▶ TASK BRIEF
Isolate every line in the data with the string "filename" and copy it.

== DATASET CONTENT ==

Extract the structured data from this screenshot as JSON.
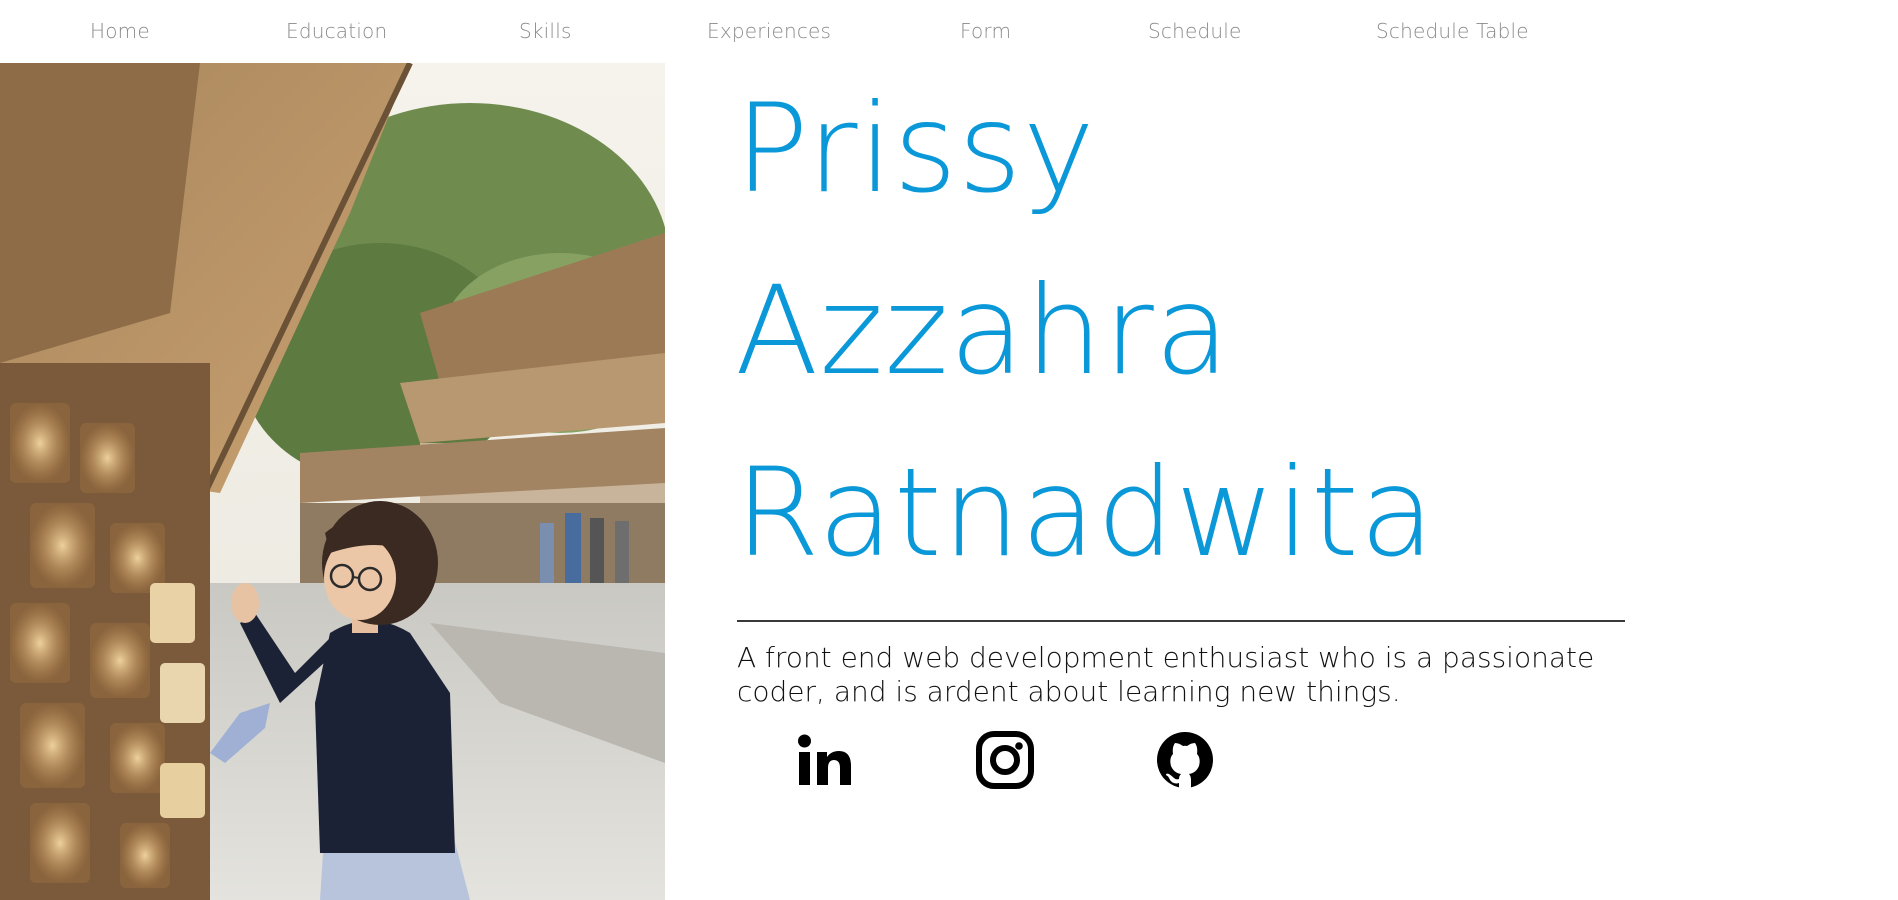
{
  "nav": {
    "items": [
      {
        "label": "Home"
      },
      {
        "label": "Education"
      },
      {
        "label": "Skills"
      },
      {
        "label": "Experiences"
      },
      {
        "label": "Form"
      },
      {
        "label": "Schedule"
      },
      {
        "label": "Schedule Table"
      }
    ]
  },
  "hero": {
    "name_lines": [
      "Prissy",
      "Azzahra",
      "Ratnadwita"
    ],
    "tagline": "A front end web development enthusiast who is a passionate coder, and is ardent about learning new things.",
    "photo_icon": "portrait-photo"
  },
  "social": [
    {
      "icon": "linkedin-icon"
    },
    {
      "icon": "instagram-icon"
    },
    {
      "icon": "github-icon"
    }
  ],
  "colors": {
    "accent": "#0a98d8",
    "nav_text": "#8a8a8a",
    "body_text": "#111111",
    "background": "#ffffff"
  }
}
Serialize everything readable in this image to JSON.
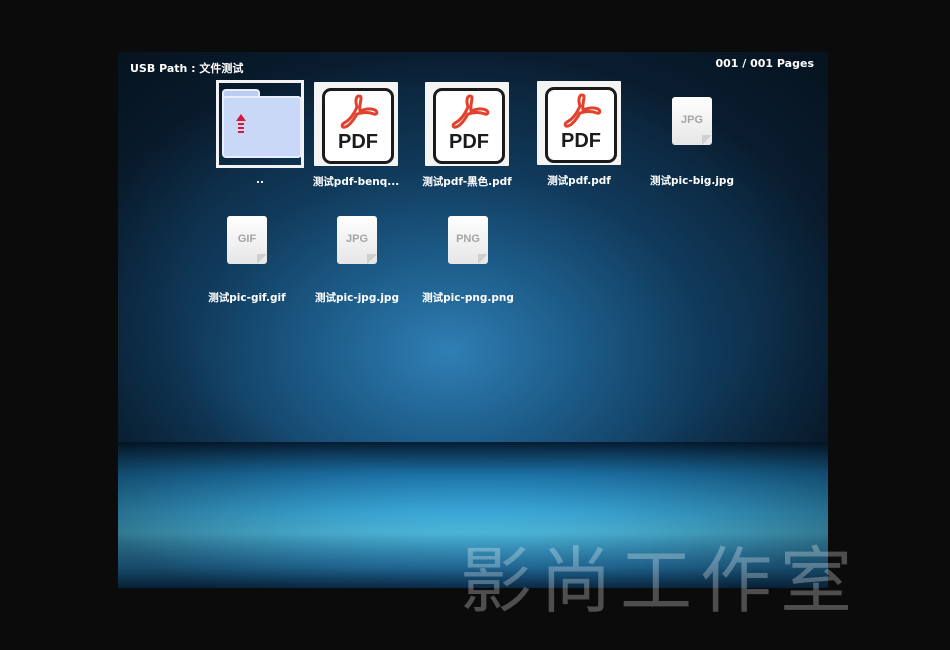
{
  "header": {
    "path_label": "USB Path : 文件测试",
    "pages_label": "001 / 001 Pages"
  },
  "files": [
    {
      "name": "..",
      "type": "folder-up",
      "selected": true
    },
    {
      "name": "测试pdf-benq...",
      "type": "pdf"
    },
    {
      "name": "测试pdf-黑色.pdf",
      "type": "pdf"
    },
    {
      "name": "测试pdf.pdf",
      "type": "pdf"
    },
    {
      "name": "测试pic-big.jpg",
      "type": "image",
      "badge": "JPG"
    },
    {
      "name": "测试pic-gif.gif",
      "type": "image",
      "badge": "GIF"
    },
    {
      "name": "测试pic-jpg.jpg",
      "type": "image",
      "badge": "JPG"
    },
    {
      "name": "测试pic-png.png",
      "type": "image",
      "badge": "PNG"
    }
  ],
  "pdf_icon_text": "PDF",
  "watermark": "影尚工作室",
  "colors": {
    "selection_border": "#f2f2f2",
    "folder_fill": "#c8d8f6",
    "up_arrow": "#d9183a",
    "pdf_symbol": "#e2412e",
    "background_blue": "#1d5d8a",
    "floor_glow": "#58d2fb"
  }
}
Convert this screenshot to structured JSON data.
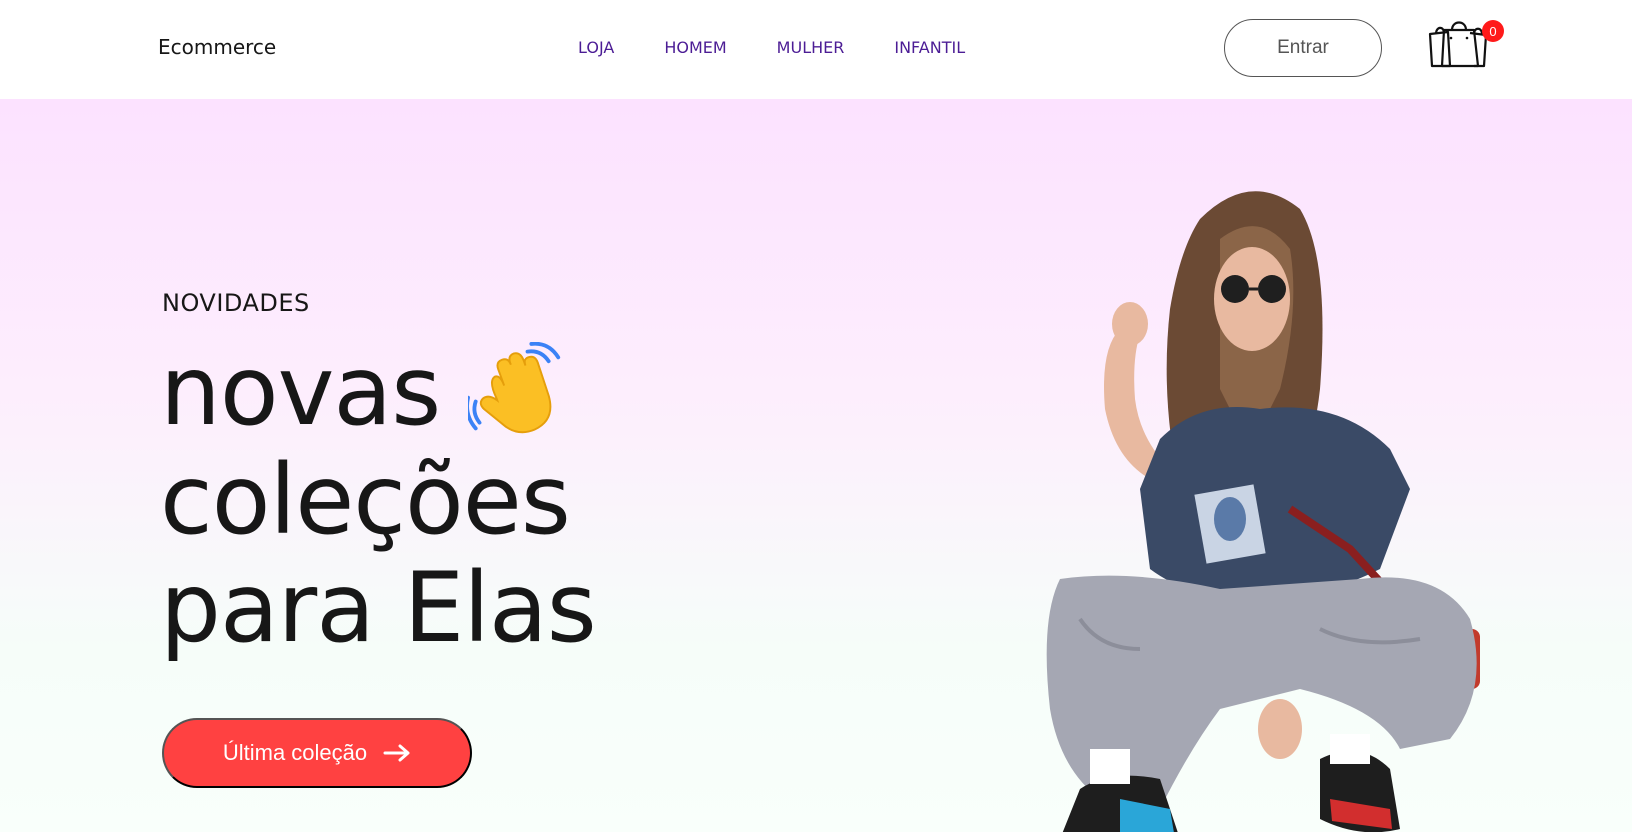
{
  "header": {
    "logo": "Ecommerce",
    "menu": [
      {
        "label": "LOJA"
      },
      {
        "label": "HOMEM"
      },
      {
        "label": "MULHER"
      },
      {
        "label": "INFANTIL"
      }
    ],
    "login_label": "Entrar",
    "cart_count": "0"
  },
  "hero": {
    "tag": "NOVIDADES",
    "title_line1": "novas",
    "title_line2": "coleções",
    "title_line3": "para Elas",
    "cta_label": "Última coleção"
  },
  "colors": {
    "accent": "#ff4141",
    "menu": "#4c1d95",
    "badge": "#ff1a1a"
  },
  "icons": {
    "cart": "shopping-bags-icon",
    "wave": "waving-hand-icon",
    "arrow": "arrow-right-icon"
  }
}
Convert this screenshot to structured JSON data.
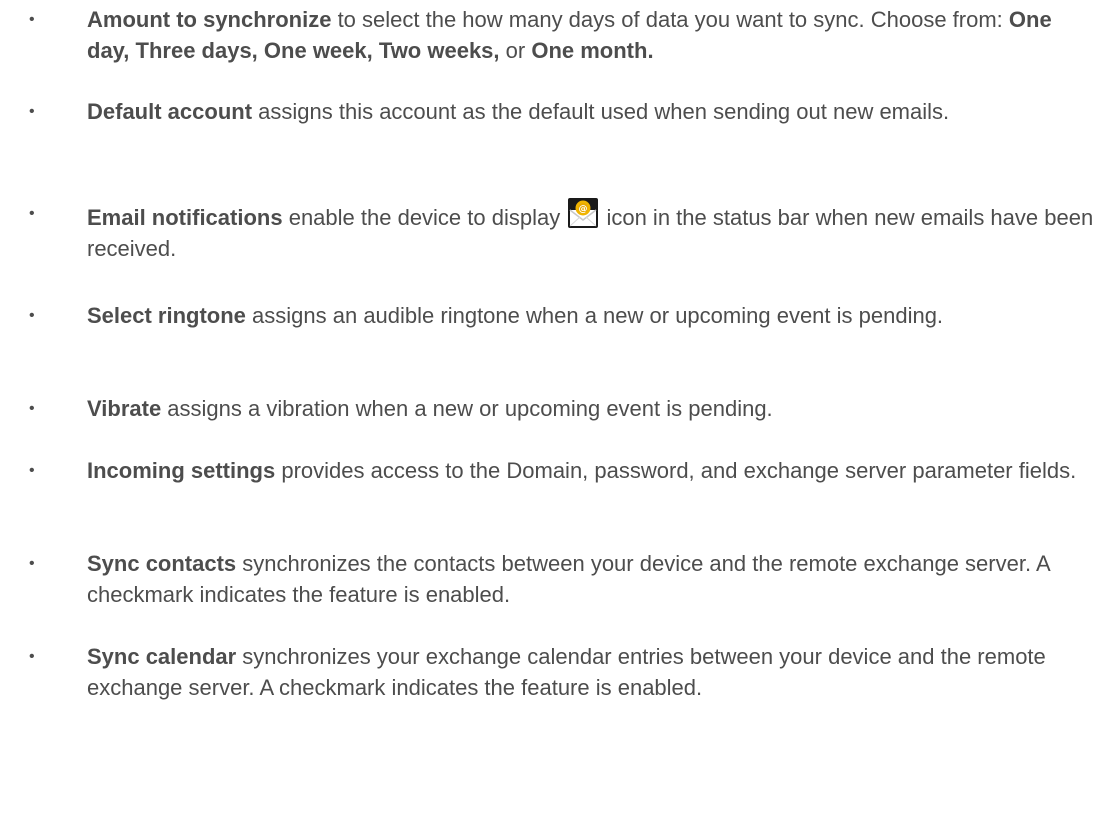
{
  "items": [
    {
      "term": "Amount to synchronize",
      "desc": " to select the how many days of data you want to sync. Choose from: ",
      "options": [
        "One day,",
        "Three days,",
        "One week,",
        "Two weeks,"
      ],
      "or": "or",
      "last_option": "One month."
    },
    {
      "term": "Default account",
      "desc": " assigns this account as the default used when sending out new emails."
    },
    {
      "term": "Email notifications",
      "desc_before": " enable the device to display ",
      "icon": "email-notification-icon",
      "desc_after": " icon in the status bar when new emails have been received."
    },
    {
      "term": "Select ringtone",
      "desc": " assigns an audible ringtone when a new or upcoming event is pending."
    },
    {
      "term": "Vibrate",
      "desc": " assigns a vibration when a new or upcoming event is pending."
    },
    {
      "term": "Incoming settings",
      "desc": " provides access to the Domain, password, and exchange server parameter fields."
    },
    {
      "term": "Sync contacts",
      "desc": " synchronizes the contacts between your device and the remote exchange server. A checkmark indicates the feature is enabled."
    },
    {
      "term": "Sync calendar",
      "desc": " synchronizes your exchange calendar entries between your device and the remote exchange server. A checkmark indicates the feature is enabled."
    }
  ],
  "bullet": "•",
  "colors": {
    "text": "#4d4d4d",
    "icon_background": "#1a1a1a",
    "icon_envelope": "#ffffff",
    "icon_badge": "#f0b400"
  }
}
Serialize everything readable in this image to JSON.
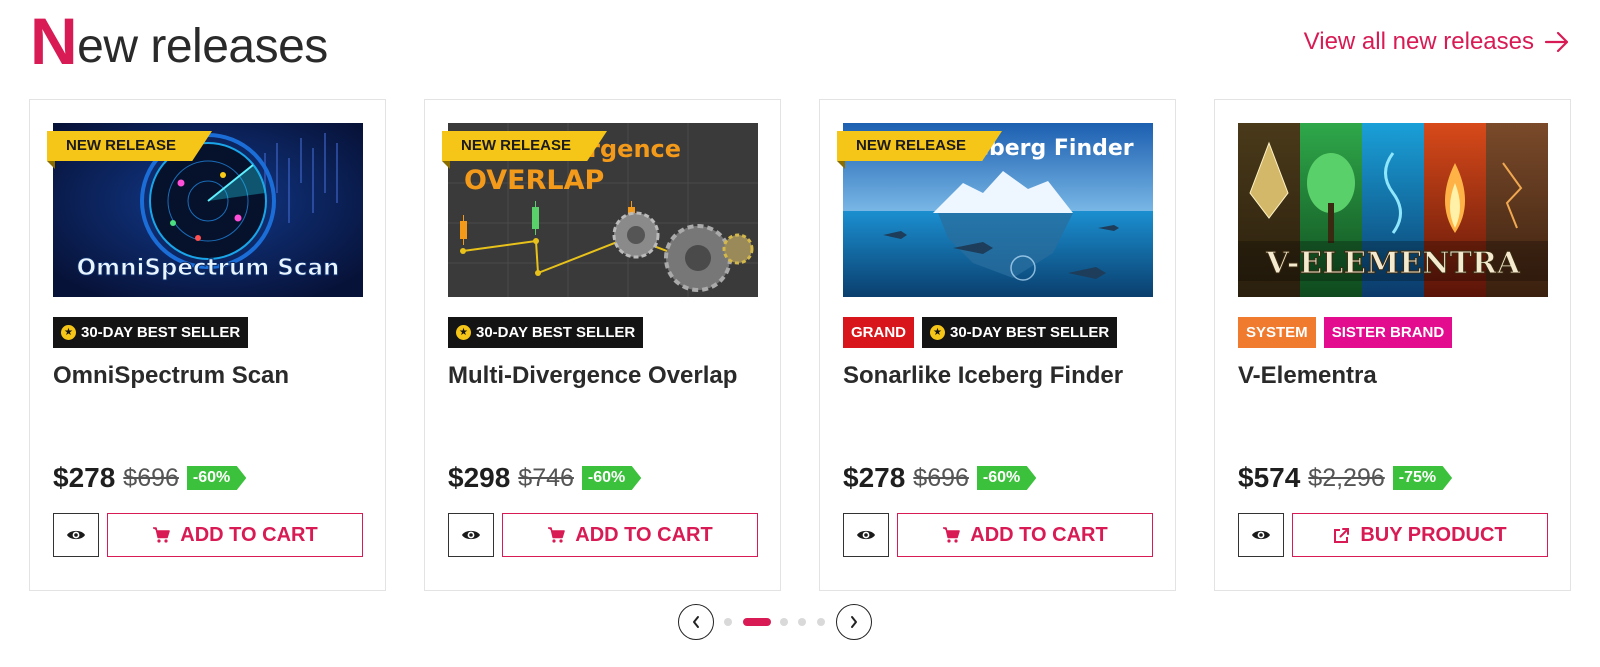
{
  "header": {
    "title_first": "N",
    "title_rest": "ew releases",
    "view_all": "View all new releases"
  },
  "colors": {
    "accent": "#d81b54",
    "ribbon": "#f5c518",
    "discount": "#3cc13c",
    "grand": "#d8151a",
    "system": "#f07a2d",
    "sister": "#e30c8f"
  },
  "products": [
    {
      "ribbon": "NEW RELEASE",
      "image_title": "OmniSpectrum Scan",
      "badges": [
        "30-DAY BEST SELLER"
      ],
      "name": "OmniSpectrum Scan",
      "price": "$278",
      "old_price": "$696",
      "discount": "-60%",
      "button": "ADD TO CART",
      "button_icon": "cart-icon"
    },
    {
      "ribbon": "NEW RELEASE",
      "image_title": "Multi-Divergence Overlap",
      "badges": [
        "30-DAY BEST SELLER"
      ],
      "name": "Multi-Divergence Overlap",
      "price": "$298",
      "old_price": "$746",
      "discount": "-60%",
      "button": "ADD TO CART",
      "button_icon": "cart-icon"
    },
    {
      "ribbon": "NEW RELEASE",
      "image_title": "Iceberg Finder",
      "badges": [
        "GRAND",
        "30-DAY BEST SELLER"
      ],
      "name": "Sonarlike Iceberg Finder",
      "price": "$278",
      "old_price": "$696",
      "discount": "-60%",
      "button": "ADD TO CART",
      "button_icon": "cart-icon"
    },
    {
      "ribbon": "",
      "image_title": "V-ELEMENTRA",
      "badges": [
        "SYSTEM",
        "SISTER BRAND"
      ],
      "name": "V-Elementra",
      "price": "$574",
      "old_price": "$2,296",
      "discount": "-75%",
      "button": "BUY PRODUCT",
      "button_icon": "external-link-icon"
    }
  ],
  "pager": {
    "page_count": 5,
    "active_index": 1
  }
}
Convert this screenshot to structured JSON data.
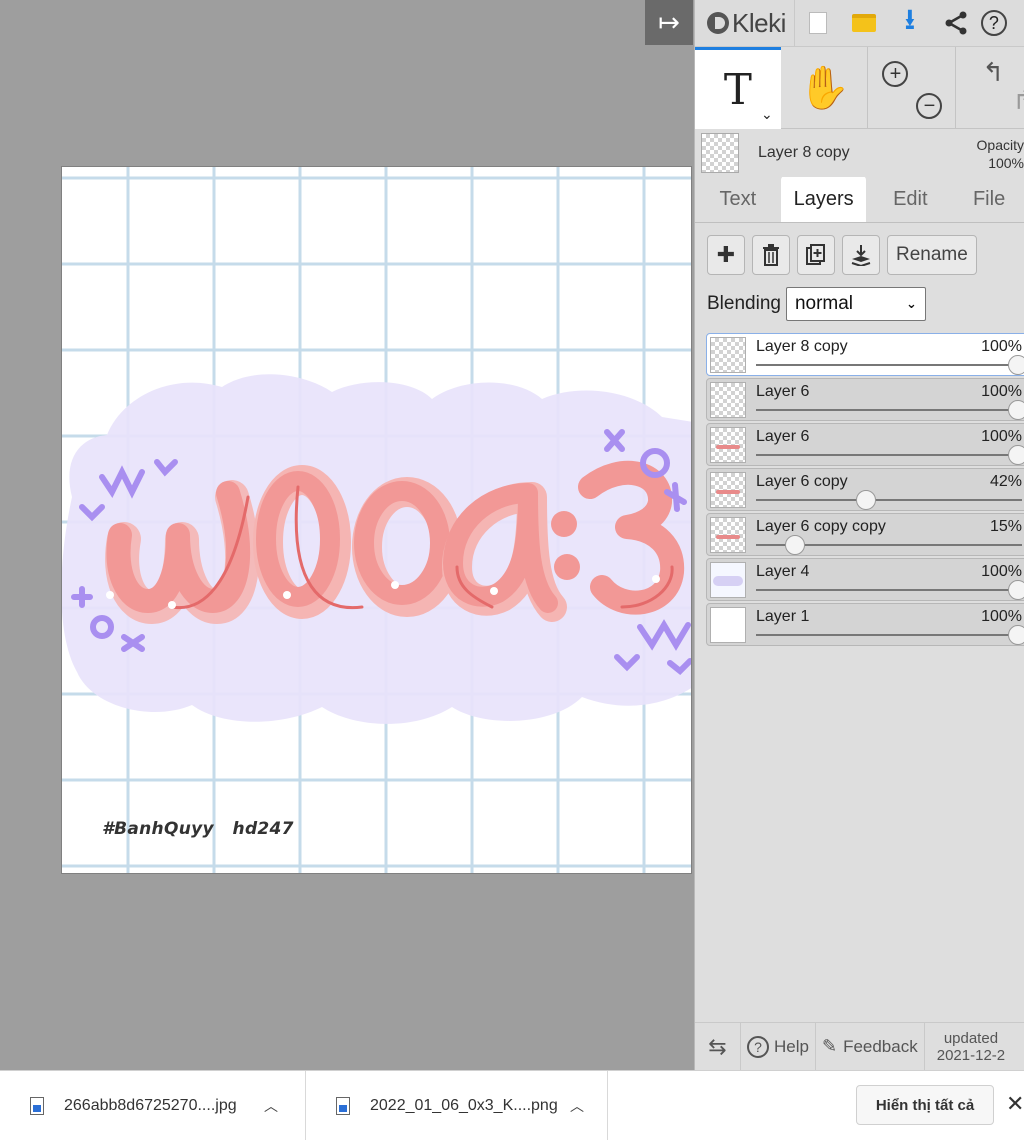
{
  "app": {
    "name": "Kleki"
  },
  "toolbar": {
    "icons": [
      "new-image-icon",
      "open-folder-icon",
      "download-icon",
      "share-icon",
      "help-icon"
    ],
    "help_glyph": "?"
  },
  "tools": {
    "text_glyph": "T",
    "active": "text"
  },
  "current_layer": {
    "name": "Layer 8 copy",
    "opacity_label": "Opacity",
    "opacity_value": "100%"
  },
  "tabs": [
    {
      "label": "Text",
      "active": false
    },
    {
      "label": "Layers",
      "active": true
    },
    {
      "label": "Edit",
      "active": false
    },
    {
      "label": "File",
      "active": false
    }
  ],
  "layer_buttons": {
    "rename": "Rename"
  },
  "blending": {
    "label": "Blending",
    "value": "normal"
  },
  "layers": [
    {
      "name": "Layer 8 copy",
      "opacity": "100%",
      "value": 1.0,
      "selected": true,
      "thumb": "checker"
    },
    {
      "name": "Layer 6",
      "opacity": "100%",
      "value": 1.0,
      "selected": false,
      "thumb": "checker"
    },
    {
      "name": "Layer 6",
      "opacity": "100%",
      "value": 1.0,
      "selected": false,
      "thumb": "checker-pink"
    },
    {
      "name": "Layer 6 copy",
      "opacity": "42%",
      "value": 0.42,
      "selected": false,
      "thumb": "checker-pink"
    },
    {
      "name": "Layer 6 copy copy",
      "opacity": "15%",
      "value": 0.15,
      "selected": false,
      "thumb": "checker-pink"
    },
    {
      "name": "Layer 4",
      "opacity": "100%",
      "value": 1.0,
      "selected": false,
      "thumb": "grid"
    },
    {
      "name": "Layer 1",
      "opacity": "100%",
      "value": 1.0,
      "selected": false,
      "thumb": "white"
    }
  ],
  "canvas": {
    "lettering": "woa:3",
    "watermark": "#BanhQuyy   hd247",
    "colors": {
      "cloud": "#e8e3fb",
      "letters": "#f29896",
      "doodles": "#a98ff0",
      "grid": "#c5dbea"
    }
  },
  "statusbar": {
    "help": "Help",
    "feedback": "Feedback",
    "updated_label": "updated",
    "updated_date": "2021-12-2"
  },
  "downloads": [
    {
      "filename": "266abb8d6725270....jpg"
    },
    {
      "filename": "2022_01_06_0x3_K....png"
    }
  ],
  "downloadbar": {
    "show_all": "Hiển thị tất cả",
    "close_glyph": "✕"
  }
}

===

▶ FINAL RESULT
      "filename": "266abb8d6725270....jpg"
      "filename": "2022_01_06_0x3_K....png"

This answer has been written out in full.